What the exercise asks → Produce an exact transcription of the listing below, omitting the pictures.

Information supplied →

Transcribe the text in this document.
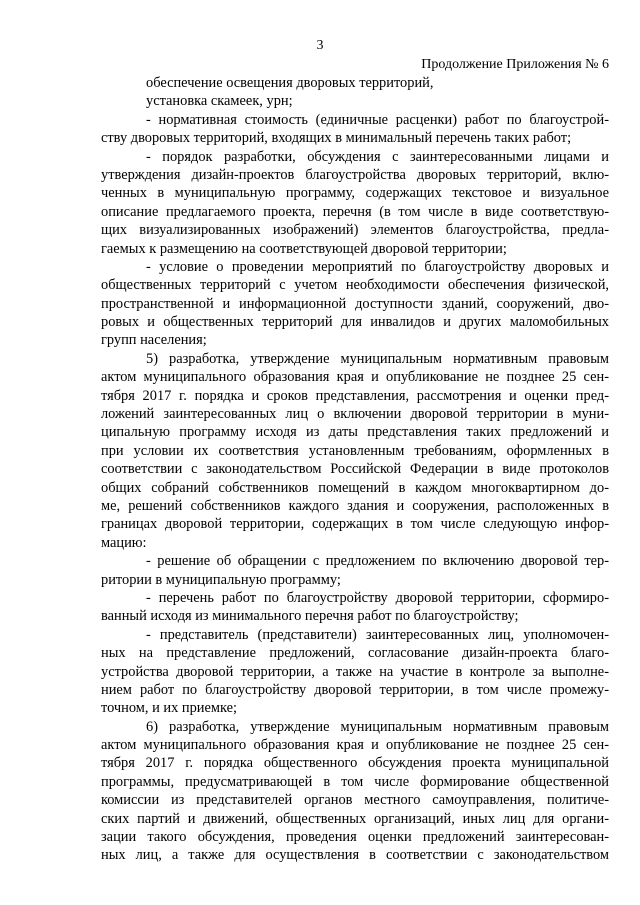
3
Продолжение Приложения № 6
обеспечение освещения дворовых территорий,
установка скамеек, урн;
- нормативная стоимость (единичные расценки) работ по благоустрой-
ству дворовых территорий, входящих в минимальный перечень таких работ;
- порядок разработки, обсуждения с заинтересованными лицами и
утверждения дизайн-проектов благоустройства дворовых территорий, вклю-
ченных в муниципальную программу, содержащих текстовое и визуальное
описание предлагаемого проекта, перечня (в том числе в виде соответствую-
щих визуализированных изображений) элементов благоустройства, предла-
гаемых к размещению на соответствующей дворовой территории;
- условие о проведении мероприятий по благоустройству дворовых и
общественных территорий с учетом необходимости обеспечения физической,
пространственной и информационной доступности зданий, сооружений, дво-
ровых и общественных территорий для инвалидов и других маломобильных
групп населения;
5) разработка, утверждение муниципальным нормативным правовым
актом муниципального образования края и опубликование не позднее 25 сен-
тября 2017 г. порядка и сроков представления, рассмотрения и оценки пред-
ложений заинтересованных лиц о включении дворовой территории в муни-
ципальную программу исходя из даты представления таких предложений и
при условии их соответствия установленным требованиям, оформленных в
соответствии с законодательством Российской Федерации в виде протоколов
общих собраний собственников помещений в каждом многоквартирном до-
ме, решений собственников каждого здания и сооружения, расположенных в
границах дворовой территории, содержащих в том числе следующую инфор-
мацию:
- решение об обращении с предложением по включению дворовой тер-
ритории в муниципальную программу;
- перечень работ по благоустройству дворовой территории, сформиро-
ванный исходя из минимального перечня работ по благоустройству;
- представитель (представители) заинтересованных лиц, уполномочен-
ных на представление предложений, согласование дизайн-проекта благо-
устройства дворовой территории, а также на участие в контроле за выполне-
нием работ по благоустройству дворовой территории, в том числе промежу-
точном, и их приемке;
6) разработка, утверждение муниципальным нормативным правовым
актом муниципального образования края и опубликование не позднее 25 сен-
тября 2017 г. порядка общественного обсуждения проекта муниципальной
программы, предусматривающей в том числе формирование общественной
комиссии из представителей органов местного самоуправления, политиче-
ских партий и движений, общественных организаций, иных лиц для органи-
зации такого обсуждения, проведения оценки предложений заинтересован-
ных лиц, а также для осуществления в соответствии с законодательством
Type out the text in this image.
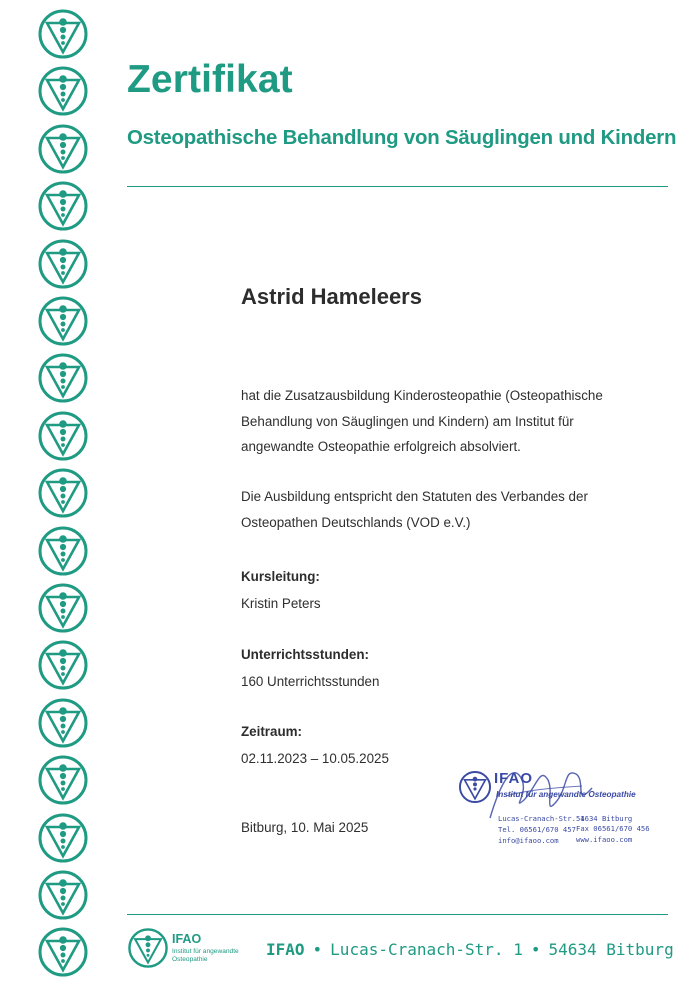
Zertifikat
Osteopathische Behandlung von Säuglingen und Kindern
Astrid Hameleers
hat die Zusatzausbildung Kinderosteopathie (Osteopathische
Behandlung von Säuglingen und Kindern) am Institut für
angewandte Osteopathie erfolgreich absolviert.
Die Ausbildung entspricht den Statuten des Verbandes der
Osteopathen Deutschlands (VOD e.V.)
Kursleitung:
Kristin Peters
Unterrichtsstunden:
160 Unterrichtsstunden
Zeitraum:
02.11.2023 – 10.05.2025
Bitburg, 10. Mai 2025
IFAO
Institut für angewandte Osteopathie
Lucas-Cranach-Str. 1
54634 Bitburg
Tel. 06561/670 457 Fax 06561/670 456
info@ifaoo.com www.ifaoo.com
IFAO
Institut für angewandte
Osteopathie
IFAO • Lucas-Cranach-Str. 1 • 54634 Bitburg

The result →
Transcribe the text in this document.
3
Продолжение Приложения № 6
обеспечение освещения дворовых территорий,
установка скамеек, урн;
- нормативная стоимость (единичные расценки) работ по благоустрой-
ству дворовых территорий, входящих в минимальный перечень таких работ;
- порядок разработки, обсуждения с заинтересованными лицами и
утверждения дизайн-проектов благоустройства дворовых территорий, вклю-
ченных в муниципальную программу, содержащих текстовое и визуальное
описание предлагаемого проекта, перечня (в том числе в виде соответствую-
щих визуализированных изображений) элементов благоустройства, предла-
гаемых к размещению на соответствующей дворовой территории;
- условие о проведении мероприятий по благоустройству дворовых и
общественных территорий с учетом необходимости обеспечения физической,
пространственной и информационной доступности зданий, сооружений, дво-
ровых и общественных территорий для инвалидов и других маломобильных
групп населения;
5) разработка, утверждение муниципальным нормативным правовым
актом муниципального образования края и опубликование не позднее 25 сен-
тября 2017 г. порядка и сроков представления, рассмотрения и оценки пред-
ложений заинтересованных лиц о включении дворовой территории в муни-
ципальную программу исходя из даты представления таких предложений и
при условии их соответствия установленным требованиям, оформленных в
соответствии с законодательством Российской Федерации в виде протоколов
общих собраний собственников помещений в каждом многоквартирном до-
ме, решений собственников каждого здания и сооружения, расположенных в
границах дворовой территории, содержащих в том числе следующую инфор-
мацию:
- решение об обращении с предложением по включению дворовой тер-
ритории в муниципальную программу;
- перечень работ по благоустройству дворовой территории, сформиро-
ванный исходя из минимального перечня работ по благоустройству;
- представитель (представители) заинтересованных лиц, уполномочен-
ных на представление предложений, согласование дизайн-проекта благо-
устройства дворовой территории, а также на участие в контроле за выполне-
нием работ по благоустройству дворовой территории, в том числе промежу-
точном, и их приемке;
6) разработка, утверждение муниципальным нормативным правовым
актом муниципального образования края и опубликование не позднее 25 сен-
тября 2017 г. порядка общественного обсуждения проекта муниципальной
программы, предусматривающей в том числе формирование общественной
комиссии из представителей органов местного самоуправления, политиче-
ских партий и движений, общественных организаций, иных лиц для органи-
зации такого обсуждения, проведения оценки предложений заинтересован-
ных лиц, а также для осуществления в соответствии с законодательством
Type out the text in this image.
Zertifikat
Osteopathische Behandlung von Säuglingen und Kindern
Astrid Hameleers
hat die Zusatzausbildung Kinderosteopathie (Osteopathische
Behandlung von Säuglingen und Kindern) am Institut für
angewandte Osteopathie erfolgreich absolviert.
Die Ausbildung entspricht den Statuten des Verbandes der
Osteopathen Deutschlands (VOD e.V.)
Kursleitung:
Kristin Peters
Unterrichtsstunden:
160 Unterrichtsstunden
Zeitraum:
02.11.2023 – 10.05.2025
Bitburg, 10. Mai 2025
IFAO
Institut für angewandte Osteopathie
Lucas-Cranach-Str. 1
54634 Bitburg
Tel. 06561/670 457 Fax 06561/670 456
info@ifaoo.com www.ifaoo.com
IFAO
Institut für angewandte
Osteopathie
IFAO • Lucas-Cranach-Str. 1 • 54634 Bitburg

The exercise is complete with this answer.